PROBLEMA DA RISOLVERE:
Nel brano su Aldo Capitini, chi gli chiese di prendere la tessera del Fascismo?

BRANO DA LEGGERE:
□ □ □ □ □
Aldo Capitini, morto mezzo secolo fa (era nato nel 1899 a Perugia), fu definito il Gandhi italiano. Come tale operò, infatti, per tutta la vita con entusiasmo e perseveranza.
Non poteva andare d’accordo con il Fascismo: di fronte alla richiesta di prendere la tessera, da parte del filosofo Giovanni Gentile, che lo stimava, Capitini rispose di no, lasciando la Normale di Pisa (ateneo del quale era stato nominato segretario, nonostante il suo status di autodidatta). Maggiore ascolto ebbe da Benedetto Croce, fresco rivale di Gentile (e antifascista dopo il delitto Matteotti) che gli fece pubblicare alcuni scritti. La personalità di Capitini è caratterizzata dalla spiritualità evangelica colta nel concetto di fratellanza umana. Nulla di astratto, nulla di metafisico, nulla di divino in senso ortodosso, bensì un attaccamento sincero e sentito alle parole di pace e di carità contenute nel Cristianesimo. Non siamo a una venerazione irrazionale, tanto meno a un’aderenza passiva al dettato ecclesiastico (come è invece per la Chiesa nelle alte sfere), siamo piuttosto a un’estrapolazione di principi ugualitari dal Vangelo che il senso democratico del filosofo perugino sapeva individuare alla perfezione, avvertendo la necessità di metterli in atto al più presto.
□ □ □ □ □
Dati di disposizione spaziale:
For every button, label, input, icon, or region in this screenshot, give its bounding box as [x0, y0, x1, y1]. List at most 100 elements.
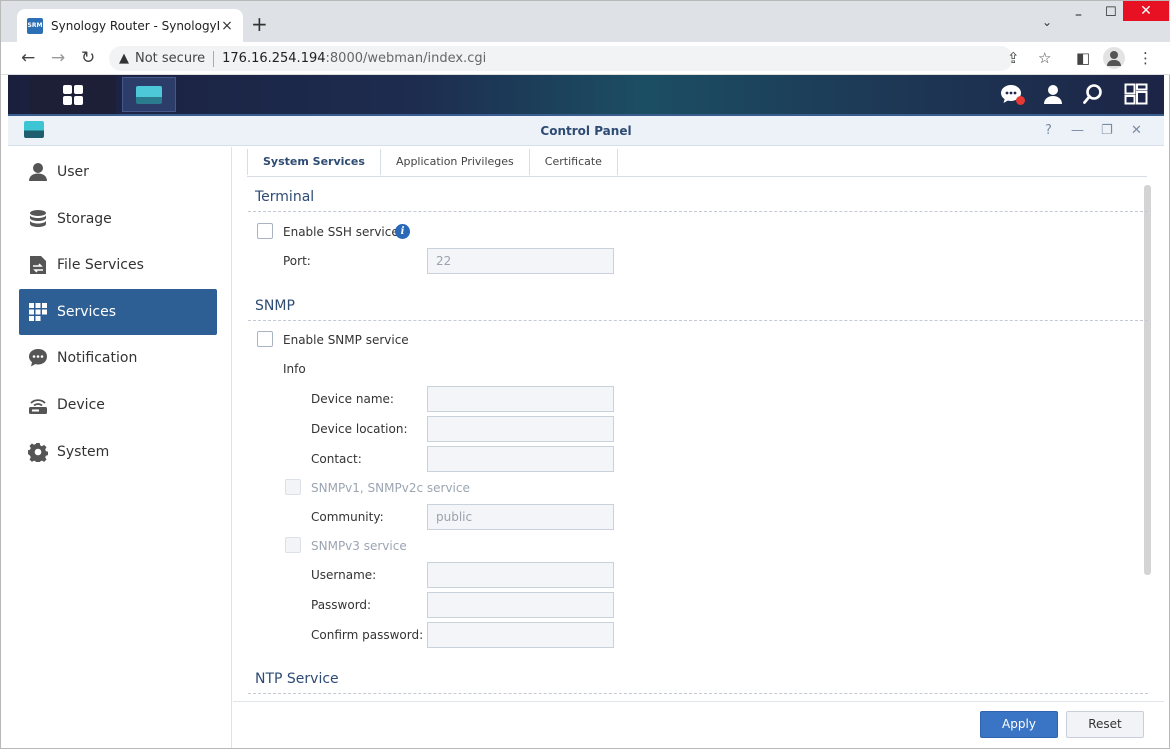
sidebar-item-label: User [57, 164, 89, 180]
browser-window: SRM Synology Router - SynologyRouter × +… [0, 0, 1170, 749]
not-secure-label: Not secure [135, 51, 206, 66]
ntp-section-divider [248, 693, 1148, 694]
browser-tab-title: Synology Router - SynologyRouter [51, 18, 219, 33]
ssh-port-input[interactable]: 22 [427, 248, 614, 274]
control-panel-taskbar-button[interactable] [122, 77, 176, 112]
srm-taskbar [8, 75, 1164, 114]
community-input[interactable]: public [427, 504, 614, 530]
port-label: Port: [283, 254, 311, 268]
sidebar-item-system[interactable]: System [19, 429, 217, 475]
notification-badge [1016, 96, 1025, 105]
services-icon [27, 301, 49, 323]
search-icon[interactable] [1082, 83, 1104, 109]
sidebar-item-label: Storage [57, 211, 112, 227]
url-omnibox[interactable]: ▲ Not secure 176.16.254.194:8000/webman/… [109, 46, 1013, 71]
profile-avatar-icon[interactable] [1103, 47, 1125, 69]
omnibox-separator [213, 50, 215, 67]
snmp-v1v2c-label: SNMPv1, SNMPv2c service [311, 481, 470, 495]
contact-input[interactable] [427, 446, 614, 472]
storage-icon [27, 208, 49, 230]
reset-button[interactable]: Reset [1066, 711, 1144, 738]
password-input[interactable] [427, 592, 614, 618]
device-location-input[interactable] [427, 416, 614, 442]
device-name-label: Device name: [311, 392, 394, 406]
bookmark-star-icon[interactable]: ☆ [1038, 49, 1051, 67]
confirm-password-input[interactable] [427, 622, 614, 648]
terminal-section-divider [248, 211, 1148, 212]
device-location-label: Device location: [311, 422, 408, 436]
window-restore-icon[interactable]: ❐ [1101, 122, 1113, 140]
contact-label: Contact: [311, 452, 362, 466]
enable-ssh-label: Enable SSH service [283, 225, 399, 239]
system-gear-icon [27, 441, 49, 463]
community-label: Community: [311, 510, 384, 524]
control-panel-titlebar: Control Panel ? — ❐ ✕ [8, 116, 1164, 146]
forward-icon[interactable]: → [51, 46, 65, 70]
sidebar-item-file-services[interactable]: File Services [19, 242, 217, 288]
window-minimize-icon[interactable]: — [1071, 122, 1084, 140]
sidebar-item-label: System [57, 444, 110, 460]
share-icon[interactable]: ⇪ [1007, 49, 1020, 67]
footer-divider [233, 701, 1164, 702]
enable-ssh-checkbox[interactable] [257, 223, 273, 239]
sidebar-item-label: Device [57, 397, 105, 413]
address-bar: ← → ↻ ▲ Not secure 176.16.254.194:8000/w… [1, 42, 1170, 75]
tab-search-chevron-icon[interactable]: ⌄ [1042, 15, 1052, 29]
window-close-icon[interactable]: ✕ [1123, 1, 1169, 21]
device-icon [27, 394, 49, 416]
url-host: 176.16.254.194 [222, 51, 326, 66]
main-menu-icon [63, 84, 83, 105]
main-menu-button[interactable] [30, 75, 116, 114]
enable-snmp-checkbox[interactable] [257, 331, 273, 347]
window-title: Control Panel [540, 124, 632, 138]
sidebar-item-services[interactable]: Services [19, 289, 217, 335]
new-tab-icon[interactable]: + [251, 14, 268, 34]
tab-application-privileges[interactable]: Application Privileges [381, 149, 530, 175]
snmp-v3-label: SNMPv3 service [311, 539, 407, 553]
browser-tab[interactable]: SRM Synology Router - SynologyRouter × [17, 9, 243, 42]
warning-icon: ▲ [119, 51, 129, 66]
services-content: System Services Application Privileges C… [233, 147, 1164, 748]
browser-menu-icon[interactable]: ⋮ [1138, 49, 1153, 67]
username-label: Username: [311, 568, 377, 582]
reload-icon[interactable]: ↻ [81, 46, 95, 70]
info-icon[interactable]: i [395, 224, 410, 239]
srm-favicon-icon: SRM [27, 17, 43, 34]
password-label: Password: [311, 598, 372, 612]
content-scrollbar[interactable] [1144, 185, 1151, 575]
help-icon[interactable]: ? [1045, 122, 1052, 140]
user-icon [27, 161, 49, 183]
user-account-icon[interactable] [1042, 83, 1064, 109]
sidebar-item-storage[interactable]: Storage [19, 196, 217, 242]
device-name-input[interactable] [427, 386, 614, 412]
enable-snmp-label: Enable SNMP service [283, 333, 409, 347]
file-services-icon [27, 254, 49, 276]
snmp-section-divider [248, 320, 1148, 321]
snmp-v3-checkbox[interactable] [285, 537, 301, 553]
username-input[interactable] [427, 562, 614, 588]
back-icon[interactable]: ← [21, 46, 35, 70]
confirm-password-label: Confirm password: [311, 628, 424, 642]
widgets-icon[interactable] [1124, 83, 1148, 109]
sidebar-item-notification[interactable]: Notification [19, 335, 217, 381]
notification-icon [27, 347, 49, 369]
sidebar-item-label: File Services [57, 257, 144, 273]
terminal-section-title: Terminal [255, 189, 315, 205]
sidebar-item-device[interactable]: Device [19, 382, 217, 428]
ntp-section-title: NTP Service [255, 671, 339, 687]
window-close-icon[interactable]: ✕ [1131, 122, 1142, 140]
sidebar-item-user[interactable]: User [19, 149, 217, 195]
tab-certificate[interactable]: Certificate [530, 149, 618, 175]
apply-button[interactable]: Apply [980, 711, 1058, 738]
control-panel-window: Control Panel ? — ❐ ✕ User Storage File … [8, 114, 1164, 748]
side-panel-icon[interactable]: ◧ [1076, 49, 1090, 67]
sidebar-item-label: Notification [57, 350, 138, 366]
close-tab-icon[interactable]: × [219, 18, 235, 34]
snmp-v1v2c-checkbox[interactable] [285, 479, 301, 495]
control-panel-sidebar: User Storage File Services Services Noti… [8, 147, 232, 748]
tab-system-services[interactable]: System Services [247, 149, 381, 175]
sidebar-item-label: Services [57, 304, 117, 320]
maximize-icon[interactable]: ☐ [1105, 5, 1117, 20]
minimize-icon[interactable]: – [1075, 7, 1082, 23]
control-panel-icon [136, 85, 162, 104]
□ □ □ □ □
SOLUZIONE DEL PROBLEMA:
Il filosofo Giovanni Gentile.